**Stored data:**

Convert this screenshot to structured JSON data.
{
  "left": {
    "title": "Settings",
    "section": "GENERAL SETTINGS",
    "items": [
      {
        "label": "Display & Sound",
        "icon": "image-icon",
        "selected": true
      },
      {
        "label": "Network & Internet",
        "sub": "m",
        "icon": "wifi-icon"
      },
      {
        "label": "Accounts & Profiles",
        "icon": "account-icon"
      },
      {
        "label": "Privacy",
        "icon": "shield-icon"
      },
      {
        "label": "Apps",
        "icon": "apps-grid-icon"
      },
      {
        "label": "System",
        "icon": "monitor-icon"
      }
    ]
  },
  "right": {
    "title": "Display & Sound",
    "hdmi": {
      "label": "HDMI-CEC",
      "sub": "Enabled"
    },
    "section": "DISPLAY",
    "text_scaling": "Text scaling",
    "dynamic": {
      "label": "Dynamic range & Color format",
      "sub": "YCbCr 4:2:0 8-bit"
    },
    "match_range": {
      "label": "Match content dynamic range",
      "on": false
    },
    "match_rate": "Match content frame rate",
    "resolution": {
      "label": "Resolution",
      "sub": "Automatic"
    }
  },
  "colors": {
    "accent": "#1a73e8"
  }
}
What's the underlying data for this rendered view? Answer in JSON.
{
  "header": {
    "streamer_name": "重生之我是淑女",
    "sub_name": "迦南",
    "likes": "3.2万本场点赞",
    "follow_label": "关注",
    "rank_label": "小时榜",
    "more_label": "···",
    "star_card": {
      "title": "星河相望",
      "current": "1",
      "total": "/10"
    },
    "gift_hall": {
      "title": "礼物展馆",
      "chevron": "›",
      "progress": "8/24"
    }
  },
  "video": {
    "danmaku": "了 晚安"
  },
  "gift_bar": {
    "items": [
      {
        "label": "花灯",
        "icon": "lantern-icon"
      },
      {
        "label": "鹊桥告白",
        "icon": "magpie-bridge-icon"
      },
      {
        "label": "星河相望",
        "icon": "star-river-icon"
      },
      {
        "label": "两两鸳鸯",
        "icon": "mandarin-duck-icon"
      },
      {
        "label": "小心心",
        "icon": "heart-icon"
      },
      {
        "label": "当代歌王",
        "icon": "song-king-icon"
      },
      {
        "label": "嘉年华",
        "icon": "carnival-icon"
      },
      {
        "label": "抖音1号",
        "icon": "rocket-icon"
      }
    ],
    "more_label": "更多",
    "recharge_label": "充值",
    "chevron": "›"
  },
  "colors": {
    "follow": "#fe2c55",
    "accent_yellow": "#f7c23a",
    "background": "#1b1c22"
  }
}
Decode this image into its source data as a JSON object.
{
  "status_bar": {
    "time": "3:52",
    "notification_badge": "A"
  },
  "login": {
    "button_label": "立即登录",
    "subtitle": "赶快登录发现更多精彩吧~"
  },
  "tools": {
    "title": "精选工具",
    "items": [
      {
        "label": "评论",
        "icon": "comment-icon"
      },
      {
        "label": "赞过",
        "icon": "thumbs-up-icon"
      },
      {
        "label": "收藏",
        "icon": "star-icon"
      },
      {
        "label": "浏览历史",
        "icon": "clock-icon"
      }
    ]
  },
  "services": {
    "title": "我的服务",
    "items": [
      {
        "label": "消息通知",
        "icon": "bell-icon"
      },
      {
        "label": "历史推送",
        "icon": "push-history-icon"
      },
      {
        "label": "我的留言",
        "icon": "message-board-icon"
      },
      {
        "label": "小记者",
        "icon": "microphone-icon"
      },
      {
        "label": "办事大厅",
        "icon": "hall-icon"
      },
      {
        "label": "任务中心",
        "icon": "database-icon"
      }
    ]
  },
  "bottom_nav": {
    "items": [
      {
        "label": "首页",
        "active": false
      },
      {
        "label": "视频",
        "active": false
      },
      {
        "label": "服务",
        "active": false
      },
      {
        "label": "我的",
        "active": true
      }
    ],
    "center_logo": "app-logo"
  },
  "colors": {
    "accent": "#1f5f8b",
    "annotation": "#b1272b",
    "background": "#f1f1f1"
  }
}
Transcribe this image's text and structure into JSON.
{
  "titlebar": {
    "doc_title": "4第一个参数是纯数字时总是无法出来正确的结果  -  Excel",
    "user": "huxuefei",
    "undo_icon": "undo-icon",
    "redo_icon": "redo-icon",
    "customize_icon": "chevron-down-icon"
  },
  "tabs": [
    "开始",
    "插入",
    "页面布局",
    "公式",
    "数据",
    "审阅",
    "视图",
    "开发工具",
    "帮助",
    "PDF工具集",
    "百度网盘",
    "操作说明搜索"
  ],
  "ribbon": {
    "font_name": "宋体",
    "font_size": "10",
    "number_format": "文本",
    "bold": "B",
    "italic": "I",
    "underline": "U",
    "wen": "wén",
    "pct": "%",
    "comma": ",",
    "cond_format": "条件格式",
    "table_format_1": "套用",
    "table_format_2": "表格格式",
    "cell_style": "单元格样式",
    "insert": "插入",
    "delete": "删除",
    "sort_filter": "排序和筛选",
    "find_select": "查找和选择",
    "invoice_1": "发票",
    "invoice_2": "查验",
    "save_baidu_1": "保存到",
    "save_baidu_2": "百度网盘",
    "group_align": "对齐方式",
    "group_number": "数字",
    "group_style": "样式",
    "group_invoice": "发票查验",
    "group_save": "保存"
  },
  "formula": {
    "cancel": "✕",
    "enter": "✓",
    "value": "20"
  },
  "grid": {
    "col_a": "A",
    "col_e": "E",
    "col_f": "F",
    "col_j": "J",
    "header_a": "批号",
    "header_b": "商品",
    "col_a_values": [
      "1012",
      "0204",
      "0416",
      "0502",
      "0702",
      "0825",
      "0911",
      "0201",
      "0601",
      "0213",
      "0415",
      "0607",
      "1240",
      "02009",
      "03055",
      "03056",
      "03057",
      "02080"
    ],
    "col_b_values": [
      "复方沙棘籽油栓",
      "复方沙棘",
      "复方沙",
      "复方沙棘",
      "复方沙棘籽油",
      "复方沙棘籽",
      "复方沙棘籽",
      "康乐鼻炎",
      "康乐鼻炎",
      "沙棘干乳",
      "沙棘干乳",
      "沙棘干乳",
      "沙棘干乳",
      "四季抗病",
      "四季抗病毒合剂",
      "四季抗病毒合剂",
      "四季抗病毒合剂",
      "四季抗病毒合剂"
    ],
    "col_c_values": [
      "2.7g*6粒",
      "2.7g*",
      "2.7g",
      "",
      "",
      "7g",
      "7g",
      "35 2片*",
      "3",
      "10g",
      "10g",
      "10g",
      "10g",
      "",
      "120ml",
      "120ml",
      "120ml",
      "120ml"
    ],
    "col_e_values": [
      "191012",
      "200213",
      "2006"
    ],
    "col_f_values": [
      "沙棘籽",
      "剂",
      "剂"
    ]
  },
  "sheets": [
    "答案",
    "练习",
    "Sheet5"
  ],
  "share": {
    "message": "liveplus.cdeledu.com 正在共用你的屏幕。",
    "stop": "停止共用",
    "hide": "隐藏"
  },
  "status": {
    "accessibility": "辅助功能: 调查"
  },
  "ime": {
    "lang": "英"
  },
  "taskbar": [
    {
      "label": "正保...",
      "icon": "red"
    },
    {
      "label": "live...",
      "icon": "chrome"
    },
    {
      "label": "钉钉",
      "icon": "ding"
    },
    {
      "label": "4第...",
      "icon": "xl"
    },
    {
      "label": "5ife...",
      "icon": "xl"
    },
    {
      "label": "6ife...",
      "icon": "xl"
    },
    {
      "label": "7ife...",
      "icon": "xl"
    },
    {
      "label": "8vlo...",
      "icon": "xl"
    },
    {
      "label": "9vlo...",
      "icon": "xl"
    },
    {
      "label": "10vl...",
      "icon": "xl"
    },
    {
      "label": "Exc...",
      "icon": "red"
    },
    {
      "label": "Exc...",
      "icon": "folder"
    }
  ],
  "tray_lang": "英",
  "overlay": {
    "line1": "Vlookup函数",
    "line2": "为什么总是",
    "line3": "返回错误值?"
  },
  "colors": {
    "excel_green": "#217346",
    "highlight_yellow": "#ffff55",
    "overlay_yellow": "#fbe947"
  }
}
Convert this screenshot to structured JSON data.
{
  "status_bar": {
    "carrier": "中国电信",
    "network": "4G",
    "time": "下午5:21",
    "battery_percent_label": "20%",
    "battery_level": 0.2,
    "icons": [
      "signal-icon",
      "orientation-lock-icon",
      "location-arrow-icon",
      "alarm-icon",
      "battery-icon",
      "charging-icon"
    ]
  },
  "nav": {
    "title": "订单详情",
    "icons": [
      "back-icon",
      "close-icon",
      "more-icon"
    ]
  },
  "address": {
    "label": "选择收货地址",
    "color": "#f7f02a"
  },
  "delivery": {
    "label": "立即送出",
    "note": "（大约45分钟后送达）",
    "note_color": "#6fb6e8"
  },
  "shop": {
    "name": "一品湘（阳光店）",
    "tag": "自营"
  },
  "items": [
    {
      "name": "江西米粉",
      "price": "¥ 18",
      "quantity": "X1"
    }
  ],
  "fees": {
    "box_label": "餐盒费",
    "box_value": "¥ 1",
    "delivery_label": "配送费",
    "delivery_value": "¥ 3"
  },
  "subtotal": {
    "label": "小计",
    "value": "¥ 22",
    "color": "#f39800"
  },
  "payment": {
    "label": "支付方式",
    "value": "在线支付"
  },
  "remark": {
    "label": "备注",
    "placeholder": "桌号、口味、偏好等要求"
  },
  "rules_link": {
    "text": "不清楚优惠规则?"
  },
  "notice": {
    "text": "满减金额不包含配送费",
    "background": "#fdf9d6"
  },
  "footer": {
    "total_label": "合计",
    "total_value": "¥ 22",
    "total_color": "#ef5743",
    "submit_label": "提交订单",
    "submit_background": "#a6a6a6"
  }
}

**SET TASK:** Search the listing for the word "Sound" and return each line that holds it.

**REPLY TO THE TASK:**
        "label": "Display & Sound",
    "title": "Display & Sound",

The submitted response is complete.